### DO THIS
Repeat every record below exactly as written.

### RECORDS SUPPLIED
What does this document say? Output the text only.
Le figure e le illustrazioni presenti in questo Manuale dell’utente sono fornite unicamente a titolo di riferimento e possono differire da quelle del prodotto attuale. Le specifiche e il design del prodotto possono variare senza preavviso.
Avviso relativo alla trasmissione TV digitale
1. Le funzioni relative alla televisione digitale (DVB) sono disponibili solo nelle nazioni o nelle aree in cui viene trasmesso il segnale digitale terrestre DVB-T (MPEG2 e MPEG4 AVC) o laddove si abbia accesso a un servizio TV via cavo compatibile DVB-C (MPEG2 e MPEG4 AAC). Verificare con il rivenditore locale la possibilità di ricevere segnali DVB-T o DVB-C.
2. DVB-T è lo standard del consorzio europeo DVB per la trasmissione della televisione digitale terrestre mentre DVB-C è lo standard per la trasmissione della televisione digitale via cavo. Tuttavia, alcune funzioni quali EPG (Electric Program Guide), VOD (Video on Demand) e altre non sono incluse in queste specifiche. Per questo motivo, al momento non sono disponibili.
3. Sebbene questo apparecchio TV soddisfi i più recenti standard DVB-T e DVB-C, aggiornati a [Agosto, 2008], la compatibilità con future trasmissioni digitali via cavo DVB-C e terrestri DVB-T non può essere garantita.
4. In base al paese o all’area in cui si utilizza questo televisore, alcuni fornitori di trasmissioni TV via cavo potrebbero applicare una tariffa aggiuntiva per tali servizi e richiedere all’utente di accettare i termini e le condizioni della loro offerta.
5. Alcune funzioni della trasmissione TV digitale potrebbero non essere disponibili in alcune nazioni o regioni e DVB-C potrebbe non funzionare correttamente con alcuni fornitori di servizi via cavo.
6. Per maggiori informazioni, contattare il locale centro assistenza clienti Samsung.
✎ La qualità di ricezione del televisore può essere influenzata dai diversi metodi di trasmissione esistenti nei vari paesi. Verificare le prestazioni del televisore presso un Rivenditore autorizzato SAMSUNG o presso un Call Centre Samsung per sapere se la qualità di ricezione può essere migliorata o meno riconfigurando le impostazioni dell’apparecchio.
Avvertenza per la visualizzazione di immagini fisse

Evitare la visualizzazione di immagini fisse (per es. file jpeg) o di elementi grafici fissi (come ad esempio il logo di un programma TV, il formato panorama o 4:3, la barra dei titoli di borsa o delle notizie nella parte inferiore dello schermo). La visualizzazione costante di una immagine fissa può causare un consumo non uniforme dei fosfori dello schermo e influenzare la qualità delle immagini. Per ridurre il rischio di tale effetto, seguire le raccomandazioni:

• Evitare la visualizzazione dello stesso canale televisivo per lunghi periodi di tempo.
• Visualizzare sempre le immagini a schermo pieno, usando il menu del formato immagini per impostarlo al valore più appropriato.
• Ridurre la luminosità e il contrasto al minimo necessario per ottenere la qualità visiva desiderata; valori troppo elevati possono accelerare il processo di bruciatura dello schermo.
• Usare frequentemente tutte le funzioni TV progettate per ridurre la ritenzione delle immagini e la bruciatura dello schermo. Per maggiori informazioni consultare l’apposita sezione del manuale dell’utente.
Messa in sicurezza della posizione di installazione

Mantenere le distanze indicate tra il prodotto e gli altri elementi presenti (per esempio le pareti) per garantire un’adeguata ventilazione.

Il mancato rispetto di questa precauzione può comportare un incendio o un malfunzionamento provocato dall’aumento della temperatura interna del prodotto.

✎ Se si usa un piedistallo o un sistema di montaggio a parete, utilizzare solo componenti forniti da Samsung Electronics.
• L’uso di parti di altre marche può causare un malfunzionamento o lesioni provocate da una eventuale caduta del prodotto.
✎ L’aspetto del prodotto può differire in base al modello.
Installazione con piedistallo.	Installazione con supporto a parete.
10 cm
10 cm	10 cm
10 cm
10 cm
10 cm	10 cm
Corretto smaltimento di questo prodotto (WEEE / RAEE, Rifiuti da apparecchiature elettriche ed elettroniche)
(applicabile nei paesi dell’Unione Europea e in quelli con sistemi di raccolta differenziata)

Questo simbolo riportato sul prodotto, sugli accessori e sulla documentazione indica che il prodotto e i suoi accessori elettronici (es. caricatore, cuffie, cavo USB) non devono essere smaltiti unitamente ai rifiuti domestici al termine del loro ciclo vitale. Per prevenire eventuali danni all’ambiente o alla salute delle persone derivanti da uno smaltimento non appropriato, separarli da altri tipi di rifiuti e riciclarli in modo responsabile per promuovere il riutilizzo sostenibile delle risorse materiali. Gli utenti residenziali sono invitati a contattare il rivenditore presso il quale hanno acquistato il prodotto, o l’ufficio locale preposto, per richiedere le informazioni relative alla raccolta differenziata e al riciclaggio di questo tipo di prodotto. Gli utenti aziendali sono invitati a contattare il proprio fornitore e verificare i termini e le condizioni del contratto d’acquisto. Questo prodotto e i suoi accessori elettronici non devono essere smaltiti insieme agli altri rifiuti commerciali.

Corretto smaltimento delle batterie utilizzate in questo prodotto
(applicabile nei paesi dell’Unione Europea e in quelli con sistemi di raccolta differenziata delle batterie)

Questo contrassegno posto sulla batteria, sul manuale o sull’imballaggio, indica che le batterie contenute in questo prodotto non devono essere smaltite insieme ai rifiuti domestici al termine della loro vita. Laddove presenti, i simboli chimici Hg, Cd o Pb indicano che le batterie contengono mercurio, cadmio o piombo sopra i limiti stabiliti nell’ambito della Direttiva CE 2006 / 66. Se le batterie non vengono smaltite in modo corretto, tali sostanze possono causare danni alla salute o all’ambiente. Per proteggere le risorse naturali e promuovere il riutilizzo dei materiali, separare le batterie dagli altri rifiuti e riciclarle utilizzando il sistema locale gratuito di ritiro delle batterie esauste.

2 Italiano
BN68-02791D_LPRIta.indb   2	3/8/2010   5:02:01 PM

### ANSWER TO THE EXERCISE
What does this document say? Output the text only.
Le figure e le illustrazioni presenti in questo Manuale dell’utente sono fornite unicamente a titolo di riferimento e possono differire da quelle del prodotto attuale. Le specifiche e il design del prodotto possono variare senza preavviso.
Avviso relativo alla trasmissione TV digitale
1. Le funzioni relative alla televisione digitale (DVB) sono disponibili solo nelle nazioni o nelle aree in cui viene trasmesso il segnale digitale terrestre DVB-T (MPEG2 e MPEG4 AVC) o laddove si abbia accesso a un servizio TV via cavo compatibile DVB-C (MPEG2 e MPEG4 AAC). Verificare con il rivenditore locale la possibilità di ricevere segnali DVB-T o DVB-C.
2. DVB-T è lo standard del consorzio europeo DVB per la trasmissione della televisione digitale terrestre mentre DVB-C è lo standard per la trasmissione della televisione digitale via cavo. Tuttavia, alcune funzioni quali EPG (Electric Program Guide), VOD (Video on Demand) e altre non sono incluse in queste specifiche. Per questo motivo, al momento non sono disponibili.
3. Sebbene questo apparecchio TV soddisfi i più recenti standard DVB-T e DVB-C, aggiornati a [Agosto, 2008], la compatibilità con future trasmissioni digitali via cavo DVB-C e terrestri DVB-T non può essere garantita.
4. In base al paese o all’area in cui si utilizza questo televisore, alcuni fornitori di trasmissioni TV via cavo potrebbero applicare una tariffa aggiuntiva per tali servizi e richiedere all’utente di accettare i termini e le condizioni della loro offerta.
5. Alcune funzioni della trasmissione TV digitale potrebbero non essere disponibili in alcune nazioni o regioni e DVB-C potrebbe non funzionare correttamente con alcuni fornitori di servizi via cavo.
6. Per maggiori informazioni, contattare il locale centro assistenza clienti Samsung.
✎ La qualità di ricezione del televisore può essere influenzata dai diversi metodi di trasmissione esistenti nei vari paesi. Verificare le prestazioni del televisore presso un Rivenditore autorizzato SAMSUNG o presso un Call Centre Samsung per sapere se la qualità di ricezione può essere migliorata o meno riconfigurando le impostazioni dell’apparecchio.
Avvertenza per la visualizzazione di immagini fisse

Evitare la visualizzazione di immagini fisse (per es. file jpeg) o di elementi grafici fissi (come ad esempio il logo di un programma TV, il formato panorama o 4:3, la barra dei titoli di borsa o delle notizie nella parte inferiore dello schermo). La visualizzazione costante di una immagine fissa può causare un consumo non uniforme dei fosfori dello schermo e influenzare la qualità delle immagini. Per ridurre il rischio di tale effetto, seguire le raccomandazioni:

• Evitare la visualizzazione dello stesso canale televisivo per lunghi periodi di tempo.
• Visualizzare sempre le immagini a schermo pieno, usando il menu del formato immagini per impostarlo al valore più appropriato.
• Ridurre la luminosità e il contrasto al minimo necessario per ottenere la qualità visiva desiderata; valori troppo elevati possono accelerare il processo di bruciatura dello schermo.
• Usare frequentemente tutte le funzioni TV progettate per ridurre la ritenzione delle immagini e la bruciatura dello schermo. Per maggiori informazioni consultare l’apposita sezione del manuale dell’utente.
Messa in sicurezza della posizione di installazione

Mantenere le distanze indicate tra il prodotto e gli altri elementi presenti (per esempio le pareti) per garantire un’adeguata ventilazione.

Il mancato rispetto di questa precauzione può comportare un incendio o un malfunzionamento provocato dall’aumento della temperatura interna del prodotto.

✎ Se si usa un piedistallo o un sistema di montaggio a parete, utilizzare solo componenti forniti da Samsung Electronics.
• L’uso di parti di altre marche può causare un malfunzionamento o lesioni provocate da una eventuale caduta del prodotto.
✎ L’aspetto del prodotto può differire in base al modello.
Installazione con piedistallo.	Installazione con supporto a parete.
10 cm
10 cm	10 cm
10 cm
10 cm
10 cm	10 cm
Corretto smaltimento di questo prodotto (WEEE / RAEE, Rifiuti da apparecchiature elettriche ed elettroniche)
(applicabile nei paesi dell’Unione Europea e in quelli con sistemi di raccolta differenziata)

Questo simbolo riportato sul prodotto, sugli accessori e sulla documentazione indica che il prodotto e i suoi accessori elettronici (es. caricatore, cuffie, cavo USB) non devono essere smaltiti unitamente ai rifiuti domestici al termine del loro ciclo vitale. Per prevenire eventuali danni all’ambiente o alla salute delle persone derivanti da uno smaltimento non appropriato, separarli da altri tipi di rifiuti e riciclarli in modo responsabile per promuovere il riutilizzo sostenibile delle risorse materiali. Gli utenti residenziali sono invitati a contattare il rivenditore presso il quale hanno acquistato il prodotto, o l’ufficio locale preposto, per richiedere le informazioni relative alla raccolta differenziata e al riciclaggio di questo tipo di prodotto. Gli utenti aziendali sono invitati a contattare il proprio fornitore e verificare i termini e le condizioni del contratto d’acquisto. Questo prodotto e i suoi accessori elettronici non devono essere smaltiti insieme agli altri rifiuti commerciali.

Corretto smaltimento delle batterie utilizzate in questo prodotto
(applicabile nei paesi dell’Unione Europea e in quelli con sistemi di raccolta differenziata delle batterie)

Questo contrassegno posto sulla batteria, sul manuale o sull’imballaggio, indica che le batterie contenute in questo prodotto non devono essere smaltite insieme ai rifiuti domestici al termine della loro vita. Laddove presenti, i simboli chimici Hg, Cd o Pb indicano che le batterie contengono mercurio, cadmio o piombo sopra i limiti stabiliti nell’ambito della Direttiva CE 2006 / 66. Se le batterie non vengono smaltite in modo corretto, tali sostanze possono causare danni alla salute o all’ambiente. Per proteggere le risorse naturali e promuovere il riutilizzo dei materiali, separare le batterie dagli altri rifiuti e riciclarle utilizzando il sistema locale gratuito di ritiro delle batterie esauste.

2 Italiano
BN68-02791D_LPRIta.indb   2	3/8/2010   5:02:01 PM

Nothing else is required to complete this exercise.